(Extracted data entries)
# # # # #

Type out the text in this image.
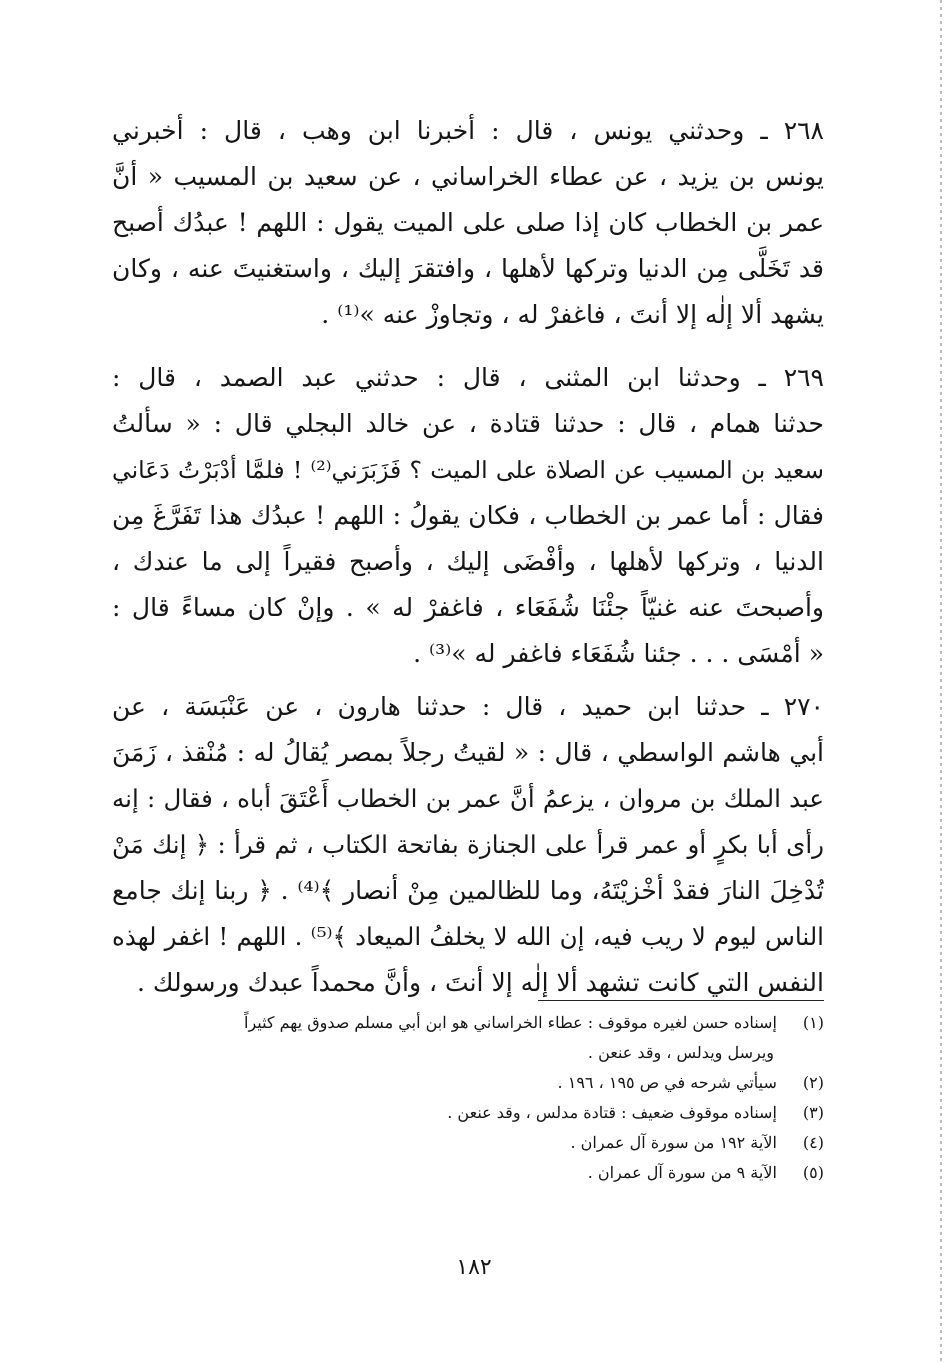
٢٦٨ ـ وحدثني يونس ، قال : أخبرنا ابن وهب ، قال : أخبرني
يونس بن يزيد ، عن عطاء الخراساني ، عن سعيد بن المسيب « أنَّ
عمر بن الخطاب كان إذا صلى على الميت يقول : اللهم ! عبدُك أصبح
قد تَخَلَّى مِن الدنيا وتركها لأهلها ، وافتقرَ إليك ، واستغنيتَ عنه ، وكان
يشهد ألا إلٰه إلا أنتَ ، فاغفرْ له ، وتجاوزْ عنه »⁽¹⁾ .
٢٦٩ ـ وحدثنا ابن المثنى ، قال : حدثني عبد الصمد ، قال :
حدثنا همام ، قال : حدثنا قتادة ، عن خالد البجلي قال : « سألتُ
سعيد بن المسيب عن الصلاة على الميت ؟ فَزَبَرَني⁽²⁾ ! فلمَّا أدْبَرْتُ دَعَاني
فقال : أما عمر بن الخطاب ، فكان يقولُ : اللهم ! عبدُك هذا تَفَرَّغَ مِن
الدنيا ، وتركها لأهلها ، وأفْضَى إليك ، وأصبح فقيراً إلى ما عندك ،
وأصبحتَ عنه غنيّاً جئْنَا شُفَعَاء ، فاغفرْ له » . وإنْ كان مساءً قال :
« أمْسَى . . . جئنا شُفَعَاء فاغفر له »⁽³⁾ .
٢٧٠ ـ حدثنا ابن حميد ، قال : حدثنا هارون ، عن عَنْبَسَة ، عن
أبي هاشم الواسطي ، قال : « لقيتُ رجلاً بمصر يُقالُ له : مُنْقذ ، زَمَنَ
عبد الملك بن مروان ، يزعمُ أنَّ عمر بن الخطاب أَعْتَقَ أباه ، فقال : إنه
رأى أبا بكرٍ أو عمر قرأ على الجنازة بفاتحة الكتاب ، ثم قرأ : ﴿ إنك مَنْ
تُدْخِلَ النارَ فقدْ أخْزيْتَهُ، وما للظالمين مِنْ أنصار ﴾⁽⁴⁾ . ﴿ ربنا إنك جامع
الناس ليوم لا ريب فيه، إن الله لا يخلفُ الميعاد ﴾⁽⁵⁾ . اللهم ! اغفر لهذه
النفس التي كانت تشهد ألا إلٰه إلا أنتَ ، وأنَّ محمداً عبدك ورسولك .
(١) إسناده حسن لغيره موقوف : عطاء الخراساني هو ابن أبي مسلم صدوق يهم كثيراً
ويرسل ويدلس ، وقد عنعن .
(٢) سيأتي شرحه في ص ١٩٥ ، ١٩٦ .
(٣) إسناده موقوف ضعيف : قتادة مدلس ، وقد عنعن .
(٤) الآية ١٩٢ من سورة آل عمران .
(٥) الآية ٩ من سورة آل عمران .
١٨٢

# # # # #

EXERCISE BRIEF => Transcribe the full listing above exactly, with the images removed.

TASK OUTPUT =>
Type out the text in this image.
٢٦٨ ـ وحدثني يونس ، قال : أخبرنا ابن وهب ، قال : أخبرني
يونس بن يزيد ، عن عطاء الخراساني ، عن سعيد بن المسيب « أنَّ
عمر بن الخطاب كان إذا صلى على الميت يقول : اللهم ! عبدُك أصبح
قد تَخَلَّى مِن الدنيا وتركها لأهلها ، وافتقرَ إليك ، واستغنيتَ عنه ، وكان
يشهد ألا إلٰه إلا أنتَ ، فاغفرْ له ، وتجاوزْ عنه »⁽¹⁾ .
٢٦٩ ـ وحدثنا ابن المثنى ، قال : حدثني عبد الصمد ، قال :
حدثنا همام ، قال : حدثنا قتادة ، عن خالد البجلي قال : « سألتُ
سعيد بن المسيب عن الصلاة على الميت ؟ فَزَبَرَني⁽²⁾ ! فلمَّا أدْبَرْتُ دَعَاني
فقال : أما عمر بن الخطاب ، فكان يقولُ : اللهم ! عبدُك هذا تَفَرَّغَ مِن
الدنيا ، وتركها لأهلها ، وأفْضَى إليك ، وأصبح فقيراً إلى ما عندك ،
وأصبحتَ عنه غنيّاً جئْنَا شُفَعَاء ، فاغفرْ له » . وإنْ كان مساءً قال :
« أمْسَى . . . جئنا شُفَعَاء فاغفر له »⁽³⁾ .
٢٧٠ ـ حدثنا ابن حميد ، قال : حدثنا هارون ، عن عَنْبَسَة ، عن
أبي هاشم الواسطي ، قال : « لقيتُ رجلاً بمصر يُقالُ له : مُنْقذ ، زَمَنَ
عبد الملك بن مروان ، يزعمُ أنَّ عمر بن الخطاب أَعْتَقَ أباه ، فقال : إنه
رأى أبا بكرٍ أو عمر قرأ على الجنازة بفاتحة الكتاب ، ثم قرأ : ﴿ إنك مَنْ
تُدْخِلَ النارَ فقدْ أخْزيْتَهُ، وما للظالمين مِنْ أنصار ﴾⁽⁴⁾ . ﴿ ربنا إنك جامع
الناس ليوم لا ريب فيه، إن الله لا يخلفُ الميعاد ﴾⁽⁵⁾ . اللهم ! اغفر لهذه
النفس التي كانت تشهد ألا إلٰه إلا أنتَ ، وأنَّ محمداً عبدك ورسولك .
(١) إسناده حسن لغيره موقوف : عطاء الخراساني هو ابن أبي مسلم صدوق يهم كثيراً
ويرسل ويدلس ، وقد عنعن .
(٢) سيأتي شرحه في ص ١٩٥ ، ١٩٦ .
(٣) إسناده موقوف ضعيف : قتادة مدلس ، وقد عنعن .
(٤) الآية ١٩٢ من سورة آل عمران .
(٥) الآية ٩ من سورة آل عمران .
١٨٢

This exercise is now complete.